_Task requirements_:
Read the data and repeat it in full, exactly.

_Available data_:

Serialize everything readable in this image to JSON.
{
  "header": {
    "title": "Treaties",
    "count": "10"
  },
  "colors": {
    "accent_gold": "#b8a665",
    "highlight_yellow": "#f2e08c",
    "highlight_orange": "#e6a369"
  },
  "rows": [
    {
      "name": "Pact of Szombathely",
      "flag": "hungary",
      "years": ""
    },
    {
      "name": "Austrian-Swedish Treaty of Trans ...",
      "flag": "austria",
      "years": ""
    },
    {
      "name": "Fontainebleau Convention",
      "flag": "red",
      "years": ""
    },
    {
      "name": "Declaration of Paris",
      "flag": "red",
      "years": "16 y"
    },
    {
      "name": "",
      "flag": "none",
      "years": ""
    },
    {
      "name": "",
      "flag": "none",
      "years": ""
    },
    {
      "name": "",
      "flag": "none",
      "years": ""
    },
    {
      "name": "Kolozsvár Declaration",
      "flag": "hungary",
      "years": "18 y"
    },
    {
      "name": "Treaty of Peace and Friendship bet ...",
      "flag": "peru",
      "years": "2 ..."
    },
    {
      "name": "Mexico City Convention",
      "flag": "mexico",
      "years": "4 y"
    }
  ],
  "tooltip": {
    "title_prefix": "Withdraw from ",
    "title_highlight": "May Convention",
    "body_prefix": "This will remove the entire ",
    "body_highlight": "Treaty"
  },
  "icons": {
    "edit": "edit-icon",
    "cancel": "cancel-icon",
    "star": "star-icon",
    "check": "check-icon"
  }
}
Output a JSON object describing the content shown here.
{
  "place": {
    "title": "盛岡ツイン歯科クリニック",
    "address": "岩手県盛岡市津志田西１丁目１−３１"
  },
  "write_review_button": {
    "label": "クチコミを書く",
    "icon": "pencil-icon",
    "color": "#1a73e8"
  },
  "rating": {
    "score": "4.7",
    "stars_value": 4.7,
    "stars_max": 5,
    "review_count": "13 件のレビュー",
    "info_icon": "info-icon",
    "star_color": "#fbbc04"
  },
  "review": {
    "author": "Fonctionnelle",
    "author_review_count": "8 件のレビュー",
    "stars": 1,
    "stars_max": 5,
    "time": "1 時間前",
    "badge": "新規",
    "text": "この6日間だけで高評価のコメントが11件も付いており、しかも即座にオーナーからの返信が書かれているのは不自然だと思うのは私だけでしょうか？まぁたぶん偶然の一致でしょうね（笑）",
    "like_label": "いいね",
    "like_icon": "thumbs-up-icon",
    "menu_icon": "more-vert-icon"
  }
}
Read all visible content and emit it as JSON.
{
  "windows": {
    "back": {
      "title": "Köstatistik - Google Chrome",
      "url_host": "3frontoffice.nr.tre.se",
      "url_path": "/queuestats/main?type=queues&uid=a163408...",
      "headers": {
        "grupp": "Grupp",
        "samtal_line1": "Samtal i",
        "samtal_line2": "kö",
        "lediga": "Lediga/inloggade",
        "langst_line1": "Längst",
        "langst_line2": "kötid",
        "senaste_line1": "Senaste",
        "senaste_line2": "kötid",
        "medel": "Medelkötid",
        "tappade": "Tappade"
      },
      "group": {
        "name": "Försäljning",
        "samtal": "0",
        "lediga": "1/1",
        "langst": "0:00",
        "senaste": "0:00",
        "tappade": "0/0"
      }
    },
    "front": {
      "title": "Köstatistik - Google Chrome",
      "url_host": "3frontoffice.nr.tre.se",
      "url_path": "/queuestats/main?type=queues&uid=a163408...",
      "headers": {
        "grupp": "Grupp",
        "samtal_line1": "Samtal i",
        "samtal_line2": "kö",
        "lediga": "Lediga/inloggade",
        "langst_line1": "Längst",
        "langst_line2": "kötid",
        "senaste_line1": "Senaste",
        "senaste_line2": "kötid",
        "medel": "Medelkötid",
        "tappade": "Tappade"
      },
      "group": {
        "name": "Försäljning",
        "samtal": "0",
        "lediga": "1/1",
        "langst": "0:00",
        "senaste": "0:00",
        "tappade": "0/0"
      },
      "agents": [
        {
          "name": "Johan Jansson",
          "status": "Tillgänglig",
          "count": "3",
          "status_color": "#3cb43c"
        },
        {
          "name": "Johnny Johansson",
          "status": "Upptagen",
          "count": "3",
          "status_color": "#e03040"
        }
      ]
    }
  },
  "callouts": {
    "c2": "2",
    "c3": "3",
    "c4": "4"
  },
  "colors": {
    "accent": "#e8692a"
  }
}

_Solution for this exercise_:
Serialize everything readable in this image to JSON.
{
  "header": {
    "title": "Treaties",
    "count": "10"
  },
  "colors": {
    "accent_gold": "#b8a665",
    "highlight_yellow": "#f2e08c",
    "highlight_orange": "#e6a369"
  },
  "rows": [
    {
      "name": "Pact of Szombathely",
      "flag": "hungary",
      "years": ""
    },
    {
      "name": "Austrian-Swedish Treaty of Trans ...",
      "flag": "austria",
      "years": ""
    },
    {
      "name": "Fontainebleau Convention",
      "flag": "red",
      "years": ""
    },
    {
      "name": "Declaration of Paris",
      "flag": "red",
      "years": "16 y"
    },
    {
      "name": "",
      "flag": "none",
      "years": ""
    },
    {
      "name": "",
      "flag": "none",
      "years": ""
    },
    {
      "name": "",
      "flag": "none",
      "years": ""
    },
    {
      "name": "Kolozsvár Declaration",
      "flag": "hungary",
      "years": "18 y"
    },
    {
      "name": "Treaty of Peace and Friendship bet ...",
      "flag": "peru",
      "years": "2 ..."
    },
    {
      "name": "Mexico City Convention",
      "flag": "mexico",
      "years": "4 y"
    }
  ],
  "tooltip": {
    "title_prefix": "Withdraw from ",
    "title_highlight": "May Convention",
    "body_prefix": "This will remove the entire ",
    "body_highlight": "Treaty"
  },
  "icons": {
    "edit": "edit-icon",
    "cancel": "cancel-icon",
    "star": "star-icon",
    "check": "check-icon"
  }
}
Output a JSON object describing the content shown here.
{
  "place": {
    "title": "盛岡ツイン歯科クリニック",
    "address": "岩手県盛岡市津志田西１丁目１−３１"
  },
  "write_review_button": {
    "label": "クチコミを書く",
    "icon": "pencil-icon",
    "color": "#1a73e8"
  },
  "rating": {
    "score": "4.7",
    "stars_value": 4.7,
    "stars_max": 5,
    "review_count": "13 件のレビュー",
    "info_icon": "info-icon",
    "star_color": "#fbbc04"
  },
  "review": {
    "author": "Fonctionnelle",
    "author_review_count": "8 件のレビュー",
    "stars": 1,
    "stars_max": 5,
    "time": "1 時間前",
    "badge": "新規",
    "text": "この6日間だけで高評価のコメントが11件も付いており、しかも即座にオーナーからの返信が書かれているのは不自然だと思うのは私だけでしょうか？まぁたぶん偶然の一致でしょうね（笑）",
    "like_label": "いいね",
    "like_icon": "thumbs-up-icon",
    "menu_icon": "more-vert-icon"
  }
}
Read all visible content and emit it as JSON.
{
  "windows": {
    "back": {
      "title": "Köstatistik - Google Chrome",
      "url_host": "3frontoffice.nr.tre.se",
      "url_path": "/queuestats/main?type=queues&uid=a163408...",
      "headers": {
        "grupp": "Grupp",
        "samtal_line1": "Samtal i",
        "samtal_line2": "kö",
        "lediga": "Lediga/inloggade",
        "langst_line1": "Längst",
        "langst_line2": "kötid",
        "senaste_line1": "Senaste",
        "senaste_line2": "kötid",
        "medel": "Medelkötid",
        "tappade": "Tappade"
      },
      "group": {
        "name": "Försäljning",
        "samtal": "0",
        "lediga": "1/1",
        "langst": "0:00",
        "senaste": "0:00",
        "tappade": "0/0"
      }
    },
    "front": {
      "title": "Köstatistik - Google Chrome",
      "url_host": "3frontoffice.nr.tre.se",
      "url_path": "/queuestats/main?type=queues&uid=a163408...",
      "headers": {
        "grupp": "Grupp",
        "samtal_line1": "Samtal i",
        "samtal_line2": "kö",
        "lediga": "Lediga/inloggade",
        "langst_line1": "Längst",
        "langst_line2": "kötid",
        "senaste_line1": "Senaste",
        "senaste_line2": "kötid",
        "medel": "Medelkötid",
        "tappade": "Tappade"
      },
      "group": {
        "name": "Försäljning",
        "samtal": "0",
        "lediga": "1/1",
        "langst": "0:00",
        "senaste": "0:00",
        "tappade": "0/0"
      },
      "agents": [
        {
          "name": "Johan Jansson",
          "status": "Tillgänglig",
          "count": "3",
          "status_color": "#3cb43c"
        },
        {
          "name": "Johnny Johansson",
          "status": "Upptagen",
          "count": "3",
          "status_color": "#e03040"
        }
      ]
    }
  },
  "callouts": {
    "c2": "2",
    "c3": "3",
    "c4": "4"
  },
  "colors": {
    "accent": "#e8692a"
  }
}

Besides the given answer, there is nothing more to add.